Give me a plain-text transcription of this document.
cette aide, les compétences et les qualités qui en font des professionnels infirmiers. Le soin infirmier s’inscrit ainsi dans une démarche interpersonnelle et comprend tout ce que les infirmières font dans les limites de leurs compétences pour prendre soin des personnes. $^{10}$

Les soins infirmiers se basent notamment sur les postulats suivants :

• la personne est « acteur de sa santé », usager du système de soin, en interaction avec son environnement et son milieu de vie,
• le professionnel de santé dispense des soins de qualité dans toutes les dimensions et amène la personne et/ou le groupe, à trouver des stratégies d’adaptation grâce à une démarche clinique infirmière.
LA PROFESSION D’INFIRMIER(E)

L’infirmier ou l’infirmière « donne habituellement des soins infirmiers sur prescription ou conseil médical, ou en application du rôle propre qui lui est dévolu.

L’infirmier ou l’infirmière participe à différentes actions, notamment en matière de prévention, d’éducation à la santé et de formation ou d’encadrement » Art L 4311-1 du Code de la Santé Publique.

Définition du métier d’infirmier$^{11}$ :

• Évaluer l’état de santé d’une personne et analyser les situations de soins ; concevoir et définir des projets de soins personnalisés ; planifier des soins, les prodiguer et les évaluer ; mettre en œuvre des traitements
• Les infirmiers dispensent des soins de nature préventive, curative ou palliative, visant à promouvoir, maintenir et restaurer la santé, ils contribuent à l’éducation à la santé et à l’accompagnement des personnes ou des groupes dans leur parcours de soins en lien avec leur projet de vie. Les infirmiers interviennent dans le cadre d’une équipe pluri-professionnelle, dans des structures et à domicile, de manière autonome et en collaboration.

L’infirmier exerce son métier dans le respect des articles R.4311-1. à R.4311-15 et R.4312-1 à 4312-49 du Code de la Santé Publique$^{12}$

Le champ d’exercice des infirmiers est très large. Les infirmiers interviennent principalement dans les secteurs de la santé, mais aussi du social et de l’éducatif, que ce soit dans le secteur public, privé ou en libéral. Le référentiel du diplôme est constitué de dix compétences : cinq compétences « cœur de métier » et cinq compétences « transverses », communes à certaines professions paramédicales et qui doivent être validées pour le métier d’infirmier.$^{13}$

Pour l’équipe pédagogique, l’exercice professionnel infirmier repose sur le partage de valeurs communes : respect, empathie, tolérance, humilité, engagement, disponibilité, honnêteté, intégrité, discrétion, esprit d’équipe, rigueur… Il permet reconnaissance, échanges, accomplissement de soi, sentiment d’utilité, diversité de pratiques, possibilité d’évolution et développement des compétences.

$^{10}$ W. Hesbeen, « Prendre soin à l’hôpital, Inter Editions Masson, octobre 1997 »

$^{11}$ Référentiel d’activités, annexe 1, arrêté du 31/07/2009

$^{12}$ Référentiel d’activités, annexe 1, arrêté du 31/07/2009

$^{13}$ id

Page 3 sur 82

*What to do:* Faithfully copy every entry, leaving nothing out.

*The solution:*
Give me a plain-text transcription of this document.
cette aide, les compétences et les qualités qui en font des professionnels infirmiers. Le soin infirmier s’inscrit ainsi dans une démarche interpersonnelle et comprend tout ce que les infirmières font dans les limites de leurs compétences pour prendre soin des personnes. $^{10}$

Les soins infirmiers se basent notamment sur les postulats suivants :

• la personne est « acteur de sa santé », usager du système de soin, en interaction avec son environnement et son milieu de vie,
• le professionnel de santé dispense des soins de qualité dans toutes les dimensions et amène la personne et/ou le groupe, à trouver des stratégies d’adaptation grâce à une démarche clinique infirmière.
LA PROFESSION D’INFIRMIER(E)

L’infirmier ou l’infirmière « donne habituellement des soins infirmiers sur prescription ou conseil médical, ou en application du rôle propre qui lui est dévolu.

L’infirmier ou l’infirmière participe à différentes actions, notamment en matière de prévention, d’éducation à la santé et de formation ou d’encadrement » Art L 4311-1 du Code de la Santé Publique.

Définition du métier d’infirmier$^{11}$ :

• Évaluer l’état de santé d’une personne et analyser les situations de soins ; concevoir et définir des projets de soins personnalisés ; planifier des soins, les prodiguer et les évaluer ; mettre en œuvre des traitements
• Les infirmiers dispensent des soins de nature préventive, curative ou palliative, visant à promouvoir, maintenir et restaurer la santé, ils contribuent à l’éducation à la santé et à l’accompagnement des personnes ou des groupes dans leur parcours de soins en lien avec leur projet de vie. Les infirmiers interviennent dans le cadre d’une équipe pluri-professionnelle, dans des structures et à domicile, de manière autonome et en collaboration.

L’infirmier exerce son métier dans le respect des articles R.4311-1. à R.4311-15 et R.4312-1 à 4312-49 du Code de la Santé Publique$^{12}$

Le champ d’exercice des infirmiers est très large. Les infirmiers interviennent principalement dans les secteurs de la santé, mais aussi du social et de l’éducatif, que ce soit dans le secteur public, privé ou en libéral. Le référentiel du diplôme est constitué de dix compétences : cinq compétences « cœur de métier » et cinq compétences « transverses », communes à certaines professions paramédicales et qui doivent être validées pour le métier d’infirmier.$^{13}$

Pour l’équipe pédagogique, l’exercice professionnel infirmier repose sur le partage de valeurs communes : respect, empathie, tolérance, humilité, engagement, disponibilité, honnêteté, intégrité, discrétion, esprit d’équipe, rigueur… Il permet reconnaissance, échanges, accomplissement de soi, sentiment d’utilité, diversité de pratiques, possibilité d’évolution et développement des compétences.

$^{10}$ W. Hesbeen, « Prendre soin à l’hôpital, Inter Editions Masson, octobre 1997 »

$^{11}$ Référentiel d’activités, annexe 1, arrêté du 31/07/2009

$^{12}$ Référentiel d’activités, annexe 1, arrêté du 31/07/2009

$^{13}$ id

Page 3 sur 82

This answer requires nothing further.